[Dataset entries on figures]
***

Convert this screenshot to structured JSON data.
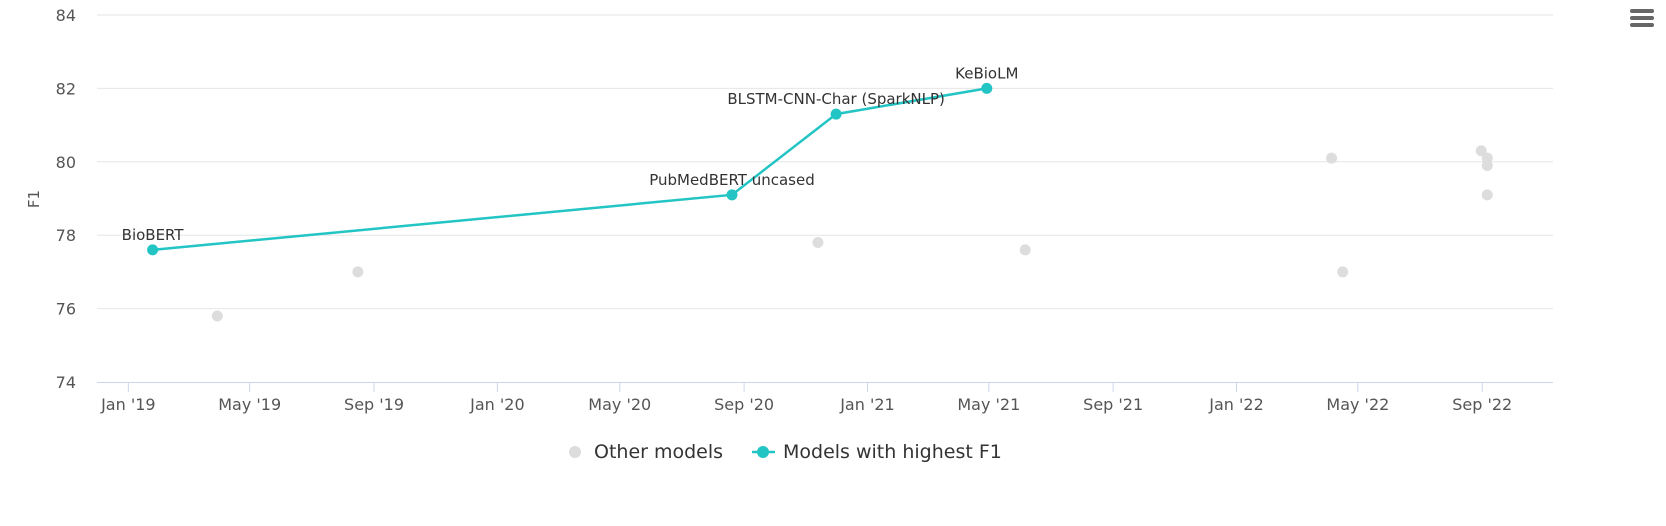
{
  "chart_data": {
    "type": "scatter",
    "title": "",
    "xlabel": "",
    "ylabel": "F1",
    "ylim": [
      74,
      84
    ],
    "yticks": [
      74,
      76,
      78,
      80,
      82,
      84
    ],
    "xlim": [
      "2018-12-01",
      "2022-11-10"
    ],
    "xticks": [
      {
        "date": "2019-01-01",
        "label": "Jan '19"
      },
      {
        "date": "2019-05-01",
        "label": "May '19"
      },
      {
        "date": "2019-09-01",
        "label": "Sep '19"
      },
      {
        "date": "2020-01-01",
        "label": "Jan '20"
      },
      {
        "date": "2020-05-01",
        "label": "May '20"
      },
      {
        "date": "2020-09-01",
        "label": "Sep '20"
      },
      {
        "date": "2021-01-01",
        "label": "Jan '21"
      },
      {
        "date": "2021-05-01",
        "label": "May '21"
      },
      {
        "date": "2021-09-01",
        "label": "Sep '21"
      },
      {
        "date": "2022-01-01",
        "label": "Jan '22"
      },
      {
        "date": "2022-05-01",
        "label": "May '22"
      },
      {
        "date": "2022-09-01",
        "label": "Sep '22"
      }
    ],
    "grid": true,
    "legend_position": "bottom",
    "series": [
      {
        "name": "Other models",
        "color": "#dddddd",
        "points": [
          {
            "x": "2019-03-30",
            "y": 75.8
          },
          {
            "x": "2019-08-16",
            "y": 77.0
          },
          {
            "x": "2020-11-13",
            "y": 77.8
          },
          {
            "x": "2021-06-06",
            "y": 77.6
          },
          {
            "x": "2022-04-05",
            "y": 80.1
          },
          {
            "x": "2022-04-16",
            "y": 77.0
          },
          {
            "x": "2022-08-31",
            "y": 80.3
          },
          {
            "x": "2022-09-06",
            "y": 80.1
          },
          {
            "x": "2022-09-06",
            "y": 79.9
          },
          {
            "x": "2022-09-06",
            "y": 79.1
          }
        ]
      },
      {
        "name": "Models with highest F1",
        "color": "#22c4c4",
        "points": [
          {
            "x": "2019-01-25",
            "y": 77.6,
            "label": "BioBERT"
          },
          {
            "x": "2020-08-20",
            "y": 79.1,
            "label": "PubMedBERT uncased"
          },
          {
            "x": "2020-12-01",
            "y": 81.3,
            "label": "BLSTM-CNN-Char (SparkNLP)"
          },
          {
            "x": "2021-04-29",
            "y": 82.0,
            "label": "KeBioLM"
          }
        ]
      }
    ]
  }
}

***

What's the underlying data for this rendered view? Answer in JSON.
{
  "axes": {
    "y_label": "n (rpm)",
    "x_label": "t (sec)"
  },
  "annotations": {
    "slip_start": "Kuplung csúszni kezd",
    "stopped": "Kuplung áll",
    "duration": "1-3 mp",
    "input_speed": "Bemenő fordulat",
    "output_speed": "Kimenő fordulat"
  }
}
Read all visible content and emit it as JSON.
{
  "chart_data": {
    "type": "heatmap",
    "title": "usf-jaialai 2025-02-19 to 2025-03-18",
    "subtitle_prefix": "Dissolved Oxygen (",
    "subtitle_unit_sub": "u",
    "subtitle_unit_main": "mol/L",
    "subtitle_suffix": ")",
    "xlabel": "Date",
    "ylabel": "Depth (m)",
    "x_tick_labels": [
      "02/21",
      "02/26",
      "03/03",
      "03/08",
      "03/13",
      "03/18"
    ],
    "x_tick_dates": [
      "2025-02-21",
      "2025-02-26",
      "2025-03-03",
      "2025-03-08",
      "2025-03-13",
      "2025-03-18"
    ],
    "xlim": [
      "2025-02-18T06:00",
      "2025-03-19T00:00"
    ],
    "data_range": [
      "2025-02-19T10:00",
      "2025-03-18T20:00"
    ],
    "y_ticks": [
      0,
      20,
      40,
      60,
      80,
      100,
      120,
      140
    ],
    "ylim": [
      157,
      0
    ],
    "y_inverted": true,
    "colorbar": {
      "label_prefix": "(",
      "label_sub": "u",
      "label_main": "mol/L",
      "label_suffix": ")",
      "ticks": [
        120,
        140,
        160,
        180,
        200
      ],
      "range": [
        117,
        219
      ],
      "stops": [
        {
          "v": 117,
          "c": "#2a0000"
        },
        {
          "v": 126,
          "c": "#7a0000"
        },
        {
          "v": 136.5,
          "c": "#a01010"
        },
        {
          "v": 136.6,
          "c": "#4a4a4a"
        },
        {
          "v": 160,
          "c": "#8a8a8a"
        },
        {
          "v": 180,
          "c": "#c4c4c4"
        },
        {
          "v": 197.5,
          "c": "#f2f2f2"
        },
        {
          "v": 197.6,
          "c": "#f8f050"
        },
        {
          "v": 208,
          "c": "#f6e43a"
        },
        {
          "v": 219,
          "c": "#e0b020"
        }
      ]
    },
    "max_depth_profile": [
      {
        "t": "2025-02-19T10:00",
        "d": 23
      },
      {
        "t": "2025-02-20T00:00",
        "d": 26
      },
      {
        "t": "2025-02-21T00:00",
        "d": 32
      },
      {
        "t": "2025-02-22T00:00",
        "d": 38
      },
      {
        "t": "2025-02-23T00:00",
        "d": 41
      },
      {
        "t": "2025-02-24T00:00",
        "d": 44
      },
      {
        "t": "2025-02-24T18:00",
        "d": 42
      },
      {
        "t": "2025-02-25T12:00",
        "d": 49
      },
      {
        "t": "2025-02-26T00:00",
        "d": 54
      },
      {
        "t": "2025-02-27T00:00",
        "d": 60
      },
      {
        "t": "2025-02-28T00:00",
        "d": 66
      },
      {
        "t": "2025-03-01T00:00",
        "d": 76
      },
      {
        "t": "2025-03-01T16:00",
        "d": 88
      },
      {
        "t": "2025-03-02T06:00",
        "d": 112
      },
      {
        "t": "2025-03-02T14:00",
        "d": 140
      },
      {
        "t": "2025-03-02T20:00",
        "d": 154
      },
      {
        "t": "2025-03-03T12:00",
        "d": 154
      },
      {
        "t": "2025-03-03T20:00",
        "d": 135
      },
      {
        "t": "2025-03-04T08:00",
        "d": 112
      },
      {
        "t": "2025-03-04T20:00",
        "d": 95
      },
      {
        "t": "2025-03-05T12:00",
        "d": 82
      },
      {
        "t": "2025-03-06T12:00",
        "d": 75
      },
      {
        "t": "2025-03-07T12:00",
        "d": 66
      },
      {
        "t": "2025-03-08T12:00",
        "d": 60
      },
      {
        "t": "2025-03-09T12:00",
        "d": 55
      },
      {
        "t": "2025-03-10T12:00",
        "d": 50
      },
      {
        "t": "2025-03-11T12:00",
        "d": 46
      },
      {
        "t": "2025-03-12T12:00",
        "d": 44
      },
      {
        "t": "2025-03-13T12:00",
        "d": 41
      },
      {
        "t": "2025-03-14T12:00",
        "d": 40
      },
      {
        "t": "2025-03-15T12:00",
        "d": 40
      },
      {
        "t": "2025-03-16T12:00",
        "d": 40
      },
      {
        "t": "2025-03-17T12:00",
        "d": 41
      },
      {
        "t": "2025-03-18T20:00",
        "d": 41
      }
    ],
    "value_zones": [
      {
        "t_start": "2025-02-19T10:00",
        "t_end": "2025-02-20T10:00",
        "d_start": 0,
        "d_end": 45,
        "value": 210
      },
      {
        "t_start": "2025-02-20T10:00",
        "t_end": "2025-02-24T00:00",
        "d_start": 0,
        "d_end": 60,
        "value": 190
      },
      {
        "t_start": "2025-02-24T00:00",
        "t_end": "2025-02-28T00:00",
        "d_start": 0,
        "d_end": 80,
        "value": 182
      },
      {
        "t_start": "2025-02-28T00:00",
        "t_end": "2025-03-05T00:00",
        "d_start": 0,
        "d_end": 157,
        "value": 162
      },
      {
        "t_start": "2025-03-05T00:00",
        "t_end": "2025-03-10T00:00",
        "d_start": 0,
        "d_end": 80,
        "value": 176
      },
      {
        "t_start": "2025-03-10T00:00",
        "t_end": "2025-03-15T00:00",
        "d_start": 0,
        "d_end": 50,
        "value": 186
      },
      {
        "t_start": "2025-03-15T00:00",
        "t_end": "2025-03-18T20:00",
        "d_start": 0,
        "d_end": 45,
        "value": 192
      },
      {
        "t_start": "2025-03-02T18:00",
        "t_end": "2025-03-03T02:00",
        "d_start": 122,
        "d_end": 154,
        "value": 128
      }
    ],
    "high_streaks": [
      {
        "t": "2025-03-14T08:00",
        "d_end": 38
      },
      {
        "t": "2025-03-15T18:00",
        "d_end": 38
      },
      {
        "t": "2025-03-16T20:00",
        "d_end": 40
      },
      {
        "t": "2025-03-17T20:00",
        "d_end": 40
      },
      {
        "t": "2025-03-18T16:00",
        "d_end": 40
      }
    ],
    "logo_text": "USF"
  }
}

***

**Your instructions:** Gather all lines from the records above in which "this" appears.

**Reply to the task:**
Convert this screenshot to structured JSON data.
What's the underlying data for this rendered view? Answer in JSON.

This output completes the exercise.